_TASK OBJECTIVE_: Take the entries below and reproduce them word for word.

..............................

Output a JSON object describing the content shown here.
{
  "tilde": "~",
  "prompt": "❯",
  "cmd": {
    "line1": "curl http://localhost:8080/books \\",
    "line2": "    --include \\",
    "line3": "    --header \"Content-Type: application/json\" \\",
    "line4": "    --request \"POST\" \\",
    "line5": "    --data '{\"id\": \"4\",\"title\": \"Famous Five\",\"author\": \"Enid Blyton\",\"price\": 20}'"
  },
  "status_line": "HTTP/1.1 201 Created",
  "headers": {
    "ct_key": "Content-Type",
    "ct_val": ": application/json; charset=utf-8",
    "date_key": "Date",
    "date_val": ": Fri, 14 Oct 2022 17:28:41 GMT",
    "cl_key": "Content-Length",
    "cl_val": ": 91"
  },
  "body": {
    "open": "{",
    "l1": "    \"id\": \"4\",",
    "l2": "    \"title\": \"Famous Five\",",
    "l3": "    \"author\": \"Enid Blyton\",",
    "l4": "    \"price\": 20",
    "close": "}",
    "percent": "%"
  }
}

..............................

_TASK RESULT_:
Output a JSON object describing the content shown here.
{
  "tilde": "~",
  "prompt": "❯",
  "cmd": {
    "line1": "curl http://localhost:8080/books \\",
    "line2": "    --include \\",
    "line3": "    --header \"Content-Type: application/json\" \\",
    "line4": "    --request \"POST\" \\",
    "line5": "    --data '{\"id\": \"4\",\"title\": \"Famous Five\",\"author\": \"Enid Blyton\",\"price\": 20}'"
  },
  "status_line": "HTTP/1.1 201 Created",
  "headers": {
    "ct_key": "Content-Type",
    "ct_val": ": application/json; charset=utf-8",
    "date_key": "Date",
    "date_val": ": Fri, 14 Oct 2022 17:28:41 GMT",
    "cl_key": "Content-Length",
    "cl_val": ": 91"
  },
  "body": {
    "open": "{",
    "l1": "    \"id\": \"4\",",
    "l2": "    \"title\": \"Famous Five\",",
    "l3": "    \"author\": \"Enid Blyton\",",
    "l4": "    \"price\": 20",
    "close": "}",
    "percent": "%"
  }
}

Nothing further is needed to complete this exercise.